## Request
Output all lines exactly, with nothing added or dropped.

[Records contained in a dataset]
┌──

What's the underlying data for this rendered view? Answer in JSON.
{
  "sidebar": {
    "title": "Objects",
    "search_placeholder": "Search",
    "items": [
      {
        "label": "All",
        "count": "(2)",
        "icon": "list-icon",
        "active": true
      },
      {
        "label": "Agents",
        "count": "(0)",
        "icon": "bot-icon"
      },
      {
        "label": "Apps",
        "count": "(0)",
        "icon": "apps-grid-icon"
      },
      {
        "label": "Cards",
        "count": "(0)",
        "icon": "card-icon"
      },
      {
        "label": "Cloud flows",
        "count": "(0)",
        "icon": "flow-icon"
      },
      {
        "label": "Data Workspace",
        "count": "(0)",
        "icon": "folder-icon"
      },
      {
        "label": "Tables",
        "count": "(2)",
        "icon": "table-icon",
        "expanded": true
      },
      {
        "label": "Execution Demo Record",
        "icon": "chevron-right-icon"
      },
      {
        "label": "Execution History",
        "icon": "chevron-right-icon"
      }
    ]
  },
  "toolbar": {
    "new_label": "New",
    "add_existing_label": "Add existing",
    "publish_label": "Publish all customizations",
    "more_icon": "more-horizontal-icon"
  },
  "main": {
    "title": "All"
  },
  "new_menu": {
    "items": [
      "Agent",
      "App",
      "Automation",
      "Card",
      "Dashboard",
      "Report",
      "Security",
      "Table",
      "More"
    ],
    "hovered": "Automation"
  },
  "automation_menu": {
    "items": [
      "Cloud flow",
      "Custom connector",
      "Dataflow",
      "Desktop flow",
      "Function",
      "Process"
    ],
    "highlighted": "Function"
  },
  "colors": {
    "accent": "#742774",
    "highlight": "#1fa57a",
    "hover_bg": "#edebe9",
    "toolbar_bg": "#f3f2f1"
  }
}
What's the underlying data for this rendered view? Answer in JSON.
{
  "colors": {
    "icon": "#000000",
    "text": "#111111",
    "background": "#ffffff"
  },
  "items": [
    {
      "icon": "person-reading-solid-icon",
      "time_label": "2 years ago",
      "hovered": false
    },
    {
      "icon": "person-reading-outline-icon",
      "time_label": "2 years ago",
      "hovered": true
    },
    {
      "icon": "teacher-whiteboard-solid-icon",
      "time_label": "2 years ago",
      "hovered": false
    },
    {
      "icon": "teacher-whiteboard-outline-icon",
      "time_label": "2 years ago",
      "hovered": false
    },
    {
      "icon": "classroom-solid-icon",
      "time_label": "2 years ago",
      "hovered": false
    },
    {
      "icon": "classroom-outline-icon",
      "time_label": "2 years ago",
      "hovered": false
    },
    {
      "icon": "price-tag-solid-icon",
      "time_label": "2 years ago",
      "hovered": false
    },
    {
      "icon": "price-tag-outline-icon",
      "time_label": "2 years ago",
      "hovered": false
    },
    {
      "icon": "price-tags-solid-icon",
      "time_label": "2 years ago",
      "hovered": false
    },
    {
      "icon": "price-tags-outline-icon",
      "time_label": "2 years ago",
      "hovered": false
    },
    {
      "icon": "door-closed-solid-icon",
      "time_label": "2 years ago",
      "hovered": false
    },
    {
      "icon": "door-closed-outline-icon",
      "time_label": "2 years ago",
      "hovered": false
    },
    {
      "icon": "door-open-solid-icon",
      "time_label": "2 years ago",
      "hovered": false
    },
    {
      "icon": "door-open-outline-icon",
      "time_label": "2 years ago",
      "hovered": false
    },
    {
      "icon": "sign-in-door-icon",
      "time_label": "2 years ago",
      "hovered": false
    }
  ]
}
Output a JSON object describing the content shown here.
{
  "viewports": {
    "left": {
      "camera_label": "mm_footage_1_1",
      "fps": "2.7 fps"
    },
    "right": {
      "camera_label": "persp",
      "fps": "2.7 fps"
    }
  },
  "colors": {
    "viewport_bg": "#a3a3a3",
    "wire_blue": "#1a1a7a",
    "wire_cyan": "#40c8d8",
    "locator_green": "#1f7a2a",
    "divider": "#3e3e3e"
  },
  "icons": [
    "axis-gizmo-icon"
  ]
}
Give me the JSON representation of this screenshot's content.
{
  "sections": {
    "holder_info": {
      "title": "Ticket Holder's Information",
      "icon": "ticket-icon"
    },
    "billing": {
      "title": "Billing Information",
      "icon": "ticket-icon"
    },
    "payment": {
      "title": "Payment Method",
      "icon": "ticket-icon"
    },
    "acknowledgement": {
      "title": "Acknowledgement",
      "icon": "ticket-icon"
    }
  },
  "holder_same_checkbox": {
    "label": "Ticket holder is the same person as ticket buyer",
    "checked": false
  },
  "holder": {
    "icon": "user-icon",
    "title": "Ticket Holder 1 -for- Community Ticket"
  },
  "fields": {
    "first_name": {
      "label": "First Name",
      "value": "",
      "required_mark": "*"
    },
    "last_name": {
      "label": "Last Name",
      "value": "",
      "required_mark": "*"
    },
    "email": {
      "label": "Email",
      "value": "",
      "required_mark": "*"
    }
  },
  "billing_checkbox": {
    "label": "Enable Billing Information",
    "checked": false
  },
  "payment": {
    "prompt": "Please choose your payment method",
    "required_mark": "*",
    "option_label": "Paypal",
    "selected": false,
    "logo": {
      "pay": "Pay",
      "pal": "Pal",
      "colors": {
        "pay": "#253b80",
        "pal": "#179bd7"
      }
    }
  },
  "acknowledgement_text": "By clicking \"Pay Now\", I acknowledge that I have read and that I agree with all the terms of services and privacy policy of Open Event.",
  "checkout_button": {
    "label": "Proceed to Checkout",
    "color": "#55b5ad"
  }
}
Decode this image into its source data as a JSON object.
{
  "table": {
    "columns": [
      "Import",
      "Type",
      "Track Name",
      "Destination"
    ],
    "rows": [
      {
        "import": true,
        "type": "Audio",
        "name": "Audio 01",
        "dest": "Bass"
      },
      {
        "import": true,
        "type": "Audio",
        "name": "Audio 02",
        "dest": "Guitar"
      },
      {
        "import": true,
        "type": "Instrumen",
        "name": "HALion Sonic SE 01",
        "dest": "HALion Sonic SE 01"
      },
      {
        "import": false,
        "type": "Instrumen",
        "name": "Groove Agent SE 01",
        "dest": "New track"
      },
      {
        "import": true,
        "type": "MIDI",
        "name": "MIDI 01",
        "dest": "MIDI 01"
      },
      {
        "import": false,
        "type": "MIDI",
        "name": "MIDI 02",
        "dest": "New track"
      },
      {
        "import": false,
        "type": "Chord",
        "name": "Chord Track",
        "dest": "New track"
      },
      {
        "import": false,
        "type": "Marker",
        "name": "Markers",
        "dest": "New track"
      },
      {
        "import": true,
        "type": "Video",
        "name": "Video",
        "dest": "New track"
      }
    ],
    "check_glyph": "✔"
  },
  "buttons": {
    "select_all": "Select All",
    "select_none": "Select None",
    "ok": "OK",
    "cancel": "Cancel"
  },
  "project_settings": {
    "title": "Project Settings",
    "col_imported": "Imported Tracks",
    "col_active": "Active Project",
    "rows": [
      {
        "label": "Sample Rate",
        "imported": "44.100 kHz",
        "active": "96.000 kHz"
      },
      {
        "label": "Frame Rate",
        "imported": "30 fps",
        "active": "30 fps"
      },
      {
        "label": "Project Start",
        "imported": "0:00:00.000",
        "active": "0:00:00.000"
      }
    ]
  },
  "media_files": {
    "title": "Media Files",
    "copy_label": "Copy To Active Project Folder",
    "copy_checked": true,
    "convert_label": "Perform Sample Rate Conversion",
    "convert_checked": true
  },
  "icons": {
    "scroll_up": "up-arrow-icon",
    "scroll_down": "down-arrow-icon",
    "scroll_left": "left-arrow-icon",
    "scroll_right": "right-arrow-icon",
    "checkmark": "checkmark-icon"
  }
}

└──

## Answer to this problem
What's the underlying data for this rendered view? Answer in JSON.
{
  "sidebar": {
    "title": "Objects",
    "search_placeholder": "Search",
    "items": [
      {
        "label": "All",
        "count": "(2)",
        "icon": "list-icon",
        "active": true
      },
      {
        "label": "Agents",
        "count": "(0)",
        "icon": "bot-icon"
      },
      {
        "label": "Apps",
        "count": "(0)",
        "icon": "apps-grid-icon"
      },
      {
        "label": "Cards",
        "count": "(0)",
        "icon": "card-icon"
      },
      {
        "label": "Cloud flows",
        "count": "(0)",
        "icon": "flow-icon"
      },
      {
        "label": "Data Workspace",
        "count": "(0)",
        "icon": "folder-icon"
      },
      {
        "label": "Tables",
        "count": "(2)",
        "icon": "table-icon",
        "expanded": true
      },
      {
        "label": "Execution Demo Record",
        "icon": "chevron-right-icon"
      },
      {
        "label": "Execution History",
        "icon": "chevron-right-icon"
      }
    ]
  },
  "toolbar": {
    "new_label": "New",
    "add_existing_label": "Add existing",
    "publish_label": "Publish all customizations",
    "more_icon": "more-horizontal-icon"
  },
  "main": {
    "title": "All"
  },
  "new_menu": {
    "items": [
      "Agent",
      "App",
      "Automation",
      "Card",
      "Dashboard",
      "Report",
      "Security",
      "Table",
      "More"
    ],
    "hovered": "Automation"
  },
  "automation_menu": {
    "items": [
      "Cloud flow",
      "Custom connector",
      "Dataflow",
      "Desktop flow",
      "Function",
      "Process"
    ],
    "highlighted": "Function"
  },
  "colors": {
    "accent": "#742774",
    "highlight": "#1fa57a",
    "hover_bg": "#edebe9",
    "toolbar_bg": "#f3f2f1"
  }
}
What's the underlying data for this rendered view? Answer in JSON.
{
  "colors": {
    "icon": "#000000",
    "text": "#111111",
    "background": "#ffffff"
  },
  "items": [
    {
      "icon": "person-reading-solid-icon",
      "time_label": "2 years ago",
      "hovered": false
    },
    {
      "icon": "person-reading-outline-icon",
      "time_label": "2 years ago",
      "hovered": true
    },
    {
      "icon": "teacher-whiteboard-solid-icon",
      "time_label": "2 years ago",
      "hovered": false
    },
    {
      "icon": "teacher-whiteboard-outline-icon",
      "time_label": "2 years ago",
      "hovered": false
    },
    {
      "icon": "classroom-solid-icon",
      "time_label": "2 years ago",
      "hovered": false
    },
    {
      "icon": "classroom-outline-icon",
      "time_label": "2 years ago",
      "hovered": false
    },
    {
      "icon": "price-tag-solid-icon",
      "time_label": "2 years ago",
      "hovered": false
    },
    {
      "icon": "price-tag-outline-icon",
      "time_label": "2 years ago",
      "hovered": false
    },
    {
      "icon": "price-tags-solid-icon",
      "time_label": "2 years ago",
      "hovered": false
    },
    {
      "icon": "price-tags-outline-icon",
      "time_label": "2 years ago",
      "hovered": false
    },
    {
      "icon": "door-closed-solid-icon",
      "time_label": "2 years ago",
      "hovered": false
    },
    {
      "icon": "door-closed-outline-icon",
      "time_label": "2 years ago",
      "hovered": false
    },
    {
      "icon": "door-open-solid-icon",
      "time_label": "2 years ago",
      "hovered": false
    },
    {
      "icon": "door-open-outline-icon",
      "time_label": "2 years ago",
      "hovered": false
    },
    {
      "icon": "sign-in-door-icon",
      "time_label": "2 years ago",
      "hovered": false
    }
  ]
}
Output a JSON object describing the content shown here.
{
  "viewports": {
    "left": {
      "camera_label": "mm_footage_1_1",
      "fps": "2.7 fps"
    },
    "right": {
      "camera_label": "persp",
      "fps": "2.7 fps"
    }
  },
  "colors": {
    "viewport_bg": "#a3a3a3",
    "wire_blue": "#1a1a7a",
    "wire_cyan": "#40c8d8",
    "locator_green": "#1f7a2a",
    "divider": "#3e3e3e"
  },
  "icons": [
    "axis-gizmo-icon"
  ]
}
Give me the JSON representation of this screenshot's content.
{
  "sections": {
    "holder_info": {
      "title": "Ticket Holder's Information",
      "icon": "ticket-icon"
    },
    "billing": {
      "title": "Billing Information",
      "icon": "ticket-icon"
    },
    "payment": {
      "title": "Payment Method",
      "icon": "ticket-icon"
    },
    "acknowledgement": {
      "title": "Acknowledgement",
      "icon": "ticket-icon"
    }
  },
  "holder_same_checkbox": {
    "label": "Ticket holder is the same person as ticket buyer",
    "checked": false
  },
  "holder": {
    "icon": "user-icon",
    "title": "Ticket Holder 1 -for- Community Ticket"
  },
  "fields": {
    "first_name": {
      "label": "First Name",
      "value": "",
      "required_mark": "*"
    },
    "last_name": {
      "label": "Last Name",
      "value": "",
      "required_mark": "*"
    },
    "email": {
      "label": "Email",
      "value": "",
      "required_mark": "*"
    }
  },
  "billing_checkbox": {
    "label": "Enable Billing Information",
    "checked": false
  },
  "payment": {
    "prompt": "Please choose your payment method",
    "required_mark": "*",
    "option_label": "Paypal",
    "selected": false,
    "logo": {
      "pay": "Pay",
      "pal": "Pal",
      "colors": {
        "pay": "#253b80",
        "pal": "#179bd7"
      }
    }
  },
  "acknowledgement_text": "By clicking \"Pay Now\", I acknowledge that I have read and that I agree with all the terms of services and privacy policy of Open Event.",
  "checkout_button": {
    "label": "Proceed to Checkout",
    "color": "#55b5ad"
  }
}
Decode this image into its source data as a JSON object.
{
  "table": {
    "columns": [
      "Import",
      "Type",
      "Track Name",
      "Destination"
    ],
    "rows": [
      {
        "import": true,
        "type": "Audio",
        "name": "Audio 01",
        "dest": "Bass"
      },
      {
        "import": true,
        "type": "Audio",
        "name": "Audio 02",
        "dest": "Guitar"
      },
      {
        "import": true,
        "type": "Instrumen",
        "name": "HALion Sonic SE 01",
        "dest": "HALion Sonic SE 01"
      },
      {
        "import": false,
        "type": "Instrumen",
        "name": "Groove Agent SE 01",
        "dest": "New track"
      },
      {
        "import": true,
        "type": "MIDI",
        "name": "MIDI 01",
        "dest": "MIDI 01"
      },
      {
        "import": false,
        "type": "MIDI",
        "name": "MIDI 02",
        "dest": "New track"
      },
      {
        "import": false,
        "type": "Chord",
        "name": "Chord Track",
        "dest": "New track"
      },
      {
        "import": false,
        "type": "Marker",
        "name": "Markers",
        "dest": "New track"
      },
      {
        "import": true,
        "type": "Video",
        "name": "Video",
        "dest": "New track"
      }
    ],
    "check_glyph": "✔"
  },
  "buttons": {
    "select_all": "Select All",
    "select_none": "Select None",
    "ok": "OK",
    "cancel": "Cancel"
  },
  "project_settings": {
    "title": "Project Settings",
    "col_imported": "Imported Tracks",
    "col_active": "Active Project",
    "rows": [
      {
        "label": "Sample Rate",
        "imported": "44.100 kHz",
        "active": "96.000 kHz"
      },
      {
        "label": "Frame Rate",
        "imported": "30 fps",
        "active": "30 fps"
      },
      {
        "label": "Project Start",
        "imported": "0:00:00.000",
        "active": "0:00:00.000"
      }
    ]
  },
  "media_files": {
    "title": "Media Files",
    "copy_label": "Copy To Active Project Folder",
    "copy_checked": true,
    "convert_label": "Perform Sample Rate Conversion",
    "convert_checked": true
  },
  "icons": {
    "scroll_up": "up-arrow-icon",
    "scroll_down": "down-arrow-icon",
    "scroll_left": "left-arrow-icon",
    "scroll_right": "right-arrow-icon",
    "checkmark": "checkmark-icon"
  }
}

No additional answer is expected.